BEGIN Supplied records
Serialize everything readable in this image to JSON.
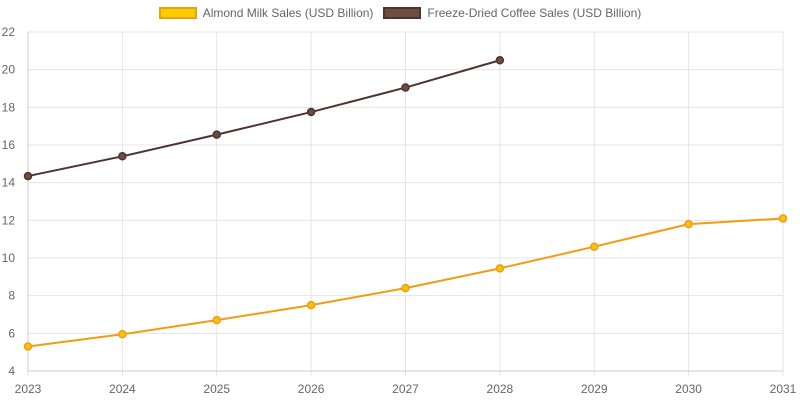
{
  "chart_data": {
    "type": "line",
    "title": "",
    "xlabel": "",
    "ylabel": "",
    "x": [
      "2023",
      "2024",
      "2025",
      "2026",
      "2027",
      "2028",
      "2029",
      "2030",
      "2031"
    ],
    "ylim": [
      4,
      22
    ],
    "yticks": [
      4,
      6,
      8,
      10,
      12,
      14,
      16,
      18,
      20,
      22
    ],
    "grid": true,
    "legend_position": "top-center",
    "series": [
      {
        "name": "Almond Milk Sales (USD Billion)",
        "values": [
          5.3,
          5.95,
          6.7,
          7.5,
          8.4,
          9.45,
          10.6,
          11.8,
          12.1
        ],
        "line_color": "#f39c12",
        "fill_color": "#f1c40f",
        "legend_fill": "#ffcc00",
        "legend_border": "#e8a30c"
      },
      {
        "name": "Freeze-Dried Coffee Sales (USD Billion)",
        "values": [
          14.35,
          15.4,
          16.55,
          17.75,
          19.05,
          20.5,
          null,
          null,
          null
        ],
        "line_color": "#4e342e",
        "fill_color": "#6d4c41",
        "legend_fill": "#6d4c41",
        "legend_border": "#4e342e"
      }
    ]
  }
}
END Supplied records
→ **Your task**
Quote the material in full and exactly; do not carry over its pictures.

→ **Task solution**
Serialize everything readable in this image to JSON.
{
  "chart_data": {
    "type": "line",
    "title": "",
    "xlabel": "",
    "ylabel": "",
    "x": [
      "2023",
      "2024",
      "2025",
      "2026",
      "2027",
      "2028",
      "2029",
      "2030",
      "2031"
    ],
    "ylim": [
      4,
      22
    ],
    "yticks": [
      4,
      6,
      8,
      10,
      12,
      14,
      16,
      18,
      20,
      22
    ],
    "grid": true,
    "legend_position": "top-center",
    "series": [
      {
        "name": "Almond Milk Sales (USD Billion)",
        "values": [
          5.3,
          5.95,
          6.7,
          7.5,
          8.4,
          9.45,
          10.6,
          11.8,
          12.1
        ],
        "line_color": "#f39c12",
        "fill_color": "#f1c40f",
        "legend_fill": "#ffcc00",
        "legend_border": "#e8a30c"
      },
      {
        "name": "Freeze-Dried Coffee Sales (USD Billion)",
        "values": [
          14.35,
          15.4,
          16.55,
          17.75,
          19.05,
          20.5,
          null,
          null,
          null
        ],
        "line_color": "#4e342e",
        "fill_color": "#6d4c41",
        "legend_fill": "#6d4c41",
        "legend_border": "#4e342e"
      }
    ]
  }
}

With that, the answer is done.